• [Text passage]
Thanks for reaching out, I think if I remember rightly I have resolved this issue in the unpublished dev branch (v3.0) of CytoPy, but this is good to know. My implementation is still in Python so your C extension will probably be quicker.

I haven't considered FlowKit, mostly because CytoPy is aimed more at high-dimensional cytometry data and biomarker discovery. Its designed around the assumption of the following workflow:

  1. clean with autogates
  2. batch correct if needed
    1. cluster/classify
    1. visualise and extract results.

I do really admire what you have done with FlowKit however and I think it's major advantage is the GatingML compatibility which is a huge gap in CytoPy currently.

The future for CytoPy, once I've finished writing my PhD thesis and have time to implement it, is a decoupled ecosystem.
v3.0 of CytoPy is going to decouple many of the tools so that it's not such a behemoth. Tbh, CytoPy was a bit too ambitious to start with and this created a lot of problems in the original code base.

So in the future there will be CytoPy v3.0, which will depend on some smaller packages that can be used in isolation for those that don't need automated gating and a complex MongoDB database to track meta-data. There is probably a lot of overlap here in our work - I use your FlowUtils and FlowIO package extensively! Great job btw. If you ever need help maintaining it, please let me know, I owe you one for creating such great packages!

• [Raw data]
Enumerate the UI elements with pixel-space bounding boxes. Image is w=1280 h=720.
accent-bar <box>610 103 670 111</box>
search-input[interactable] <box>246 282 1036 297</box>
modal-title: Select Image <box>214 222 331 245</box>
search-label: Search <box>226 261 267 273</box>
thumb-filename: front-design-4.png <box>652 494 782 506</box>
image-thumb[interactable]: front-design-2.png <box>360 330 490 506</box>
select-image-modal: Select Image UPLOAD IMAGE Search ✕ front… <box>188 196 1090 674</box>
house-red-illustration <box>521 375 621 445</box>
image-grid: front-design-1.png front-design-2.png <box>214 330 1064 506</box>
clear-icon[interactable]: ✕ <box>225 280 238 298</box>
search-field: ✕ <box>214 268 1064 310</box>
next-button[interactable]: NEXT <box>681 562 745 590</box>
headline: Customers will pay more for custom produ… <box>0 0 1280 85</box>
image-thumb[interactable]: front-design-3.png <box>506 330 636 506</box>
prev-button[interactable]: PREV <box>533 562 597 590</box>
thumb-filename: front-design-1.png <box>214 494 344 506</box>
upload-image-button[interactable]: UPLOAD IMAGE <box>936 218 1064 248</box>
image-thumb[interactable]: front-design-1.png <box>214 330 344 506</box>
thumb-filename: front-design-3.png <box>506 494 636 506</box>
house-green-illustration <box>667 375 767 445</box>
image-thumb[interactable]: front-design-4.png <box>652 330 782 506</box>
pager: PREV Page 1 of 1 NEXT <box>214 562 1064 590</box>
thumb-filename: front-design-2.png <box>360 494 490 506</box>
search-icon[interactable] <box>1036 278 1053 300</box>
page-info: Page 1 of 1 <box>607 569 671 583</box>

• [Task set]
[1] Copy everything in the CytoPy comment from "v3.0 of CytoPy" down to "original code base.".
[2] According to the CytoPy comment, what is FlowKit's major advantage?

• [List of answers]
[1]
v3.0 of CytoPy is going to decouple many of the tools so that it's not such a behemoth. Tbh, CytoPy was a bit too ambitious to start with and this created a lot of problems in the original code base.

[2] Its GatingML compatibility.